* Start Data for processing *
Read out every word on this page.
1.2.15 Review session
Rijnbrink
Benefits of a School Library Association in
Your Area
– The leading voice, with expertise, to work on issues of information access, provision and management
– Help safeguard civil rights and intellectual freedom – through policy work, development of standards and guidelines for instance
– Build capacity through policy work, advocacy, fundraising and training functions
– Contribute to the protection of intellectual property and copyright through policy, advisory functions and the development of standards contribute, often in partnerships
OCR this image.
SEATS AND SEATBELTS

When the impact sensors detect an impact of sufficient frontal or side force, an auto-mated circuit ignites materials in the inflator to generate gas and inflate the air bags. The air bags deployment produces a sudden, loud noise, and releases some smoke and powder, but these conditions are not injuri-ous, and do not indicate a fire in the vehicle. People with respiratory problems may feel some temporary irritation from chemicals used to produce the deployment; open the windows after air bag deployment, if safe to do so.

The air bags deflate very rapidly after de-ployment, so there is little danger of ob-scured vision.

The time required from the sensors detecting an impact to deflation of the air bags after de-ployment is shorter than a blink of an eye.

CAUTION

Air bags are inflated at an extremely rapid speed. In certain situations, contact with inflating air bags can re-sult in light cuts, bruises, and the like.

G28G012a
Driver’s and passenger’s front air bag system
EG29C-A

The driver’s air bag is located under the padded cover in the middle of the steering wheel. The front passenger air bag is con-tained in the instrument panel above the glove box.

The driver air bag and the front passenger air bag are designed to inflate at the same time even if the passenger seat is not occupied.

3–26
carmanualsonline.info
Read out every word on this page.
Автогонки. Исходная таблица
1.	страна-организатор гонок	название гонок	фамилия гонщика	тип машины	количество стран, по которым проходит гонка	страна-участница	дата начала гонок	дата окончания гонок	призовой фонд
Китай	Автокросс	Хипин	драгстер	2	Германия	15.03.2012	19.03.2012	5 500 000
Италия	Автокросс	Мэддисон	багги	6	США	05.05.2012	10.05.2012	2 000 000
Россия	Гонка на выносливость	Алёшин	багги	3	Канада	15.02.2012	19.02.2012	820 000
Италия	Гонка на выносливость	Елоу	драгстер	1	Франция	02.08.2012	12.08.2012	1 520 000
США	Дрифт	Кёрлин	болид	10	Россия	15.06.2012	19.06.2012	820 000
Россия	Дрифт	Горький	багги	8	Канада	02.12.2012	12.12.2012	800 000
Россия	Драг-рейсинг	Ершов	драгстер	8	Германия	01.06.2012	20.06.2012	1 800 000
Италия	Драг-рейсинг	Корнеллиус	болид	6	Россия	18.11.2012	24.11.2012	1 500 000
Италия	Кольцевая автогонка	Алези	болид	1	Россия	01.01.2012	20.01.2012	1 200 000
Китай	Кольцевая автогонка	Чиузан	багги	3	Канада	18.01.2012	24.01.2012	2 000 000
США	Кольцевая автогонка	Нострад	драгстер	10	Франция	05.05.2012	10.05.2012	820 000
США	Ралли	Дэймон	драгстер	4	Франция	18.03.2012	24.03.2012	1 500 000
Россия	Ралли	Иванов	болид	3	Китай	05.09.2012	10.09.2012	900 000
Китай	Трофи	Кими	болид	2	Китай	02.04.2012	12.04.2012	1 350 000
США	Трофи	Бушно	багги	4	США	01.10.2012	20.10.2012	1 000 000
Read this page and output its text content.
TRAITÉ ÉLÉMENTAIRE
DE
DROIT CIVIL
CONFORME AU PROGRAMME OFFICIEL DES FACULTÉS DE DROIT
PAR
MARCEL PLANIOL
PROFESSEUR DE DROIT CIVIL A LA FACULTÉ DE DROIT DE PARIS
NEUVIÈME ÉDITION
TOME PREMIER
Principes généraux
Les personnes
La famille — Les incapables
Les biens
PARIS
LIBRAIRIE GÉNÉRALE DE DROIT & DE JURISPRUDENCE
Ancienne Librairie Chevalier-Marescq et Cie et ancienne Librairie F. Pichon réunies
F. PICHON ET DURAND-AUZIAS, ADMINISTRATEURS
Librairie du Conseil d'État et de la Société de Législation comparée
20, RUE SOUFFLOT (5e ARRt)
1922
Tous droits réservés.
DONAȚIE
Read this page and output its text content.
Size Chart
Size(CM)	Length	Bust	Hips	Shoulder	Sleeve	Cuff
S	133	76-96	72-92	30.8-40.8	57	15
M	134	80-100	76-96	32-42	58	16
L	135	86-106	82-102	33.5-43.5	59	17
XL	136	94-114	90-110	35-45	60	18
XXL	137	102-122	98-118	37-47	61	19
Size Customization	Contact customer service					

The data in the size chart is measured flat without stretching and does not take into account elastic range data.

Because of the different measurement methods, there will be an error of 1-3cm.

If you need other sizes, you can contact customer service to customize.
* End Data for processing *
What is required
Filter the listing above by the word "from"; copy each line that passes.

Problem solution
When the impact sensors detect an impact of sufficient frontal or side force, an auto-mated circuit ignites materials in the inflator to generate gas and inflate the air bags. The air bags deployment produces a sudden, loud noise, and releases some smoke and powder, but these conditions are not injuri-ous, and do not indicate a fire in the vehicle. People with respiratory problems may feel some temporary irritation from chemicals used to produce the deployment; open the windows after air bag deployment, if safe to do so.
The time required from the sensors detecting an impact to deflation of the air bags after de-ployment is shorter than a blink of an eye.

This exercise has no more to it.